> _Objective_: Collect the lines of the entries where "коек" shows up.

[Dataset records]
***

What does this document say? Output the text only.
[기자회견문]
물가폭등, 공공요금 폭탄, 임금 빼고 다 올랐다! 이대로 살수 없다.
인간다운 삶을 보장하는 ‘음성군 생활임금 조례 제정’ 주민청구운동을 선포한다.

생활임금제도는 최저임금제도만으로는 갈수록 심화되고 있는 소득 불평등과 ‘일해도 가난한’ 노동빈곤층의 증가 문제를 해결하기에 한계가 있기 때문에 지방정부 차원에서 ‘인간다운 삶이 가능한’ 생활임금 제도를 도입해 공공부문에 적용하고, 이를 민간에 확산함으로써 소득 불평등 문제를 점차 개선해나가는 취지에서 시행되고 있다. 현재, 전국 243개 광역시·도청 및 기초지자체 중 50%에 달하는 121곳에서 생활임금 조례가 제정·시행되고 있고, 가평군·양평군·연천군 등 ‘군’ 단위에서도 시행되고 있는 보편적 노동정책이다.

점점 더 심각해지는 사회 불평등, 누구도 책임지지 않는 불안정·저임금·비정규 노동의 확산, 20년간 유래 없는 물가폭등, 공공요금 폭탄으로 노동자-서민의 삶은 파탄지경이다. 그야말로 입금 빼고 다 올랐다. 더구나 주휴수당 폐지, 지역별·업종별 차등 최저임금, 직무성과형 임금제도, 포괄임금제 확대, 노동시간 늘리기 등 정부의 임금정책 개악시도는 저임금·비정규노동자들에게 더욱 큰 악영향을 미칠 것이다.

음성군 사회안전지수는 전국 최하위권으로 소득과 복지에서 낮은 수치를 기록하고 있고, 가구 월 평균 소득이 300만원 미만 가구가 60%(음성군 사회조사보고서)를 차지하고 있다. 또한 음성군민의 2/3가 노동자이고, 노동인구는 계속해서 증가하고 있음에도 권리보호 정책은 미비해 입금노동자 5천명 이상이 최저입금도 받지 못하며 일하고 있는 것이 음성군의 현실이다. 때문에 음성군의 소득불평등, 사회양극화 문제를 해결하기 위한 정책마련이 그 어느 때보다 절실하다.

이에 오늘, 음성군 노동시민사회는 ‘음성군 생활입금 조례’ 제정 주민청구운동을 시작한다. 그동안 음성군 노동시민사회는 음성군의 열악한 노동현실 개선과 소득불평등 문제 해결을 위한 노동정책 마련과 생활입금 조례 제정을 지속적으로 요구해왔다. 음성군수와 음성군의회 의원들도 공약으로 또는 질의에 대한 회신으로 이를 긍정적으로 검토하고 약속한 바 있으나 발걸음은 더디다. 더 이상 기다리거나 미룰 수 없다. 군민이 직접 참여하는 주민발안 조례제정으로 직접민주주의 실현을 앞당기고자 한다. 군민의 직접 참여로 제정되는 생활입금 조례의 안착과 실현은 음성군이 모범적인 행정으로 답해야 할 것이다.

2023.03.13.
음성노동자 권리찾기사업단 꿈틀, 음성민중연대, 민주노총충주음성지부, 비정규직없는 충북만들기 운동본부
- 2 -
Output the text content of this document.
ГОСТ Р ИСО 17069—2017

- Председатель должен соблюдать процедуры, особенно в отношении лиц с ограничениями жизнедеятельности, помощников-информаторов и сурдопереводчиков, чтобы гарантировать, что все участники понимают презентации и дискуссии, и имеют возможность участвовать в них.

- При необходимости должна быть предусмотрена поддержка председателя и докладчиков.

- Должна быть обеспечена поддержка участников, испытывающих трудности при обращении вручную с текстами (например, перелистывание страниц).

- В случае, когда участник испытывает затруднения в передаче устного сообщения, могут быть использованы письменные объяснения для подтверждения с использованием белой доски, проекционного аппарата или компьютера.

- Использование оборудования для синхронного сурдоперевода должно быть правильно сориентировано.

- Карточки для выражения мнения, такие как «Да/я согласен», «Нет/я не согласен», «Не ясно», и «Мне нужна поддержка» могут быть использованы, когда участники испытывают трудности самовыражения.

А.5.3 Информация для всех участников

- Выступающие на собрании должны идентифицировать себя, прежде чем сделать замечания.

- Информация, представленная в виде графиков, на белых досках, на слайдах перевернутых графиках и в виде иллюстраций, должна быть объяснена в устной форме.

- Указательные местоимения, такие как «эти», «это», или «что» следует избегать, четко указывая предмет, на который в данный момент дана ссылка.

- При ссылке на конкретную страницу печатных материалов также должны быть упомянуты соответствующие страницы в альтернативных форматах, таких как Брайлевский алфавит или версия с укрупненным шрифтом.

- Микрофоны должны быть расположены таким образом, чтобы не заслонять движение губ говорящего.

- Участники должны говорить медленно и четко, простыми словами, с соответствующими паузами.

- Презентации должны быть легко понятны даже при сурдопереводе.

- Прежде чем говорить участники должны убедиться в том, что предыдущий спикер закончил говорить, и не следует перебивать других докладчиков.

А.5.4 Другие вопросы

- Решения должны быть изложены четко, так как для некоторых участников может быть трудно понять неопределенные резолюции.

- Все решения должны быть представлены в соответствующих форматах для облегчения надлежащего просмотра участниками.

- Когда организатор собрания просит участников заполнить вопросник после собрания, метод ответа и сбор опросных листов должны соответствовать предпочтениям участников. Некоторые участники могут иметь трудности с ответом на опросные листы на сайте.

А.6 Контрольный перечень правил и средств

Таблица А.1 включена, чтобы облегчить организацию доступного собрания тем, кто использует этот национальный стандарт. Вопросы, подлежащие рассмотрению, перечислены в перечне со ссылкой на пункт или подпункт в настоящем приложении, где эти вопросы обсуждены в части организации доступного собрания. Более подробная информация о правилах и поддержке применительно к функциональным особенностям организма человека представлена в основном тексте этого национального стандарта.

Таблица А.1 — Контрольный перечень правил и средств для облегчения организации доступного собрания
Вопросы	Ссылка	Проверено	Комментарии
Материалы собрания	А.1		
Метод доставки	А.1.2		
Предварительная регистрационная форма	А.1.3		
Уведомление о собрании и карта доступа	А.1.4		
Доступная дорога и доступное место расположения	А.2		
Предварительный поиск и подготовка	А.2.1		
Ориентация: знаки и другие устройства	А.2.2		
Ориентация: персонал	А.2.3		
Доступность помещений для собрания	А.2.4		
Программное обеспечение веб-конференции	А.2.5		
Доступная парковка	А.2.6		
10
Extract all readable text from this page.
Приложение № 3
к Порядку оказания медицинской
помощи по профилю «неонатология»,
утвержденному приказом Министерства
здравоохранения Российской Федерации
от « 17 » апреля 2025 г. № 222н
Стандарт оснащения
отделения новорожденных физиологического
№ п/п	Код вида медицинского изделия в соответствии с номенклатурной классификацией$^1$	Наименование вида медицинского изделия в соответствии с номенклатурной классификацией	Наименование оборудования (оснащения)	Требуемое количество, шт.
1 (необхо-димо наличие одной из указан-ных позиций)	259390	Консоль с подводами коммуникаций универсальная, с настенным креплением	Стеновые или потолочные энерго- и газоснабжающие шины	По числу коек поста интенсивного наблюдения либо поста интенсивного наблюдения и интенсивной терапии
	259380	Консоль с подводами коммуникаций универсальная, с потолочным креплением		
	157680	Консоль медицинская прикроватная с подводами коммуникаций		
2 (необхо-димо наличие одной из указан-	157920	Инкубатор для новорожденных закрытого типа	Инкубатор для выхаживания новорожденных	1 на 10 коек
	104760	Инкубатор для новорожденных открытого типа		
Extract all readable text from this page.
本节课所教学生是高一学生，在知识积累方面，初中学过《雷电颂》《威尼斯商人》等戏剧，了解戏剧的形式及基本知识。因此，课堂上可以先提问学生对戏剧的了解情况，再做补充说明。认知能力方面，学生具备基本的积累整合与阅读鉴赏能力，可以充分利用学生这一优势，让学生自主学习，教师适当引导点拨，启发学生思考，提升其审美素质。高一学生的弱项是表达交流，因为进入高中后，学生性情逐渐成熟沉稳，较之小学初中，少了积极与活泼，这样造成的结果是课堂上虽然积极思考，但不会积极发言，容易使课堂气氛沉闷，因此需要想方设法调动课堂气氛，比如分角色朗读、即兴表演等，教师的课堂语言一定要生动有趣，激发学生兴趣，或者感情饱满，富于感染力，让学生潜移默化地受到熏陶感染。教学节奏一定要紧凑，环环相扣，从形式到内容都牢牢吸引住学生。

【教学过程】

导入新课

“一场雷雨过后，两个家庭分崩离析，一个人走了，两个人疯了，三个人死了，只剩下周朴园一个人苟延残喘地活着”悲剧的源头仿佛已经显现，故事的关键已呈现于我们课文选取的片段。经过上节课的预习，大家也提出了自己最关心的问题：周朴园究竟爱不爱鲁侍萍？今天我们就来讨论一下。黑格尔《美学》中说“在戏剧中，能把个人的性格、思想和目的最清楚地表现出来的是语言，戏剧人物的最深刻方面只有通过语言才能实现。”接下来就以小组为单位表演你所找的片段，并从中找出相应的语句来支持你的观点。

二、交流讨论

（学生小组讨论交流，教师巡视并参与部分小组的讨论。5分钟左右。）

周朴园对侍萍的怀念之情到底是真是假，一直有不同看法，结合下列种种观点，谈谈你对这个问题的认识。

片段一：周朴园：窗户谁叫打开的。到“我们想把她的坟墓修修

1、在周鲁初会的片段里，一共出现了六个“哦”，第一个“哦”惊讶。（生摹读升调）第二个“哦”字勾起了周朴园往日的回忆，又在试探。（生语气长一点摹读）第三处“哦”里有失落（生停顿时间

***

> _Task answer_:
1 (необхо-димо наличие одной из указан-ных позиций)	259390	Консоль с подводами коммуникаций универсальная, с настенным креплением	Стеновые или потолочные энерго- и газоснабжающие шины	По числу коек поста интенсивного наблюдения либо поста интенсивного наблюдения и интенсивной терапии
2 (необхо-димо наличие одной из указан-	157920	Инкубатор для новорожденных закрытого типа	Инкубатор для выхаживания новорожденных	1 на 10 коек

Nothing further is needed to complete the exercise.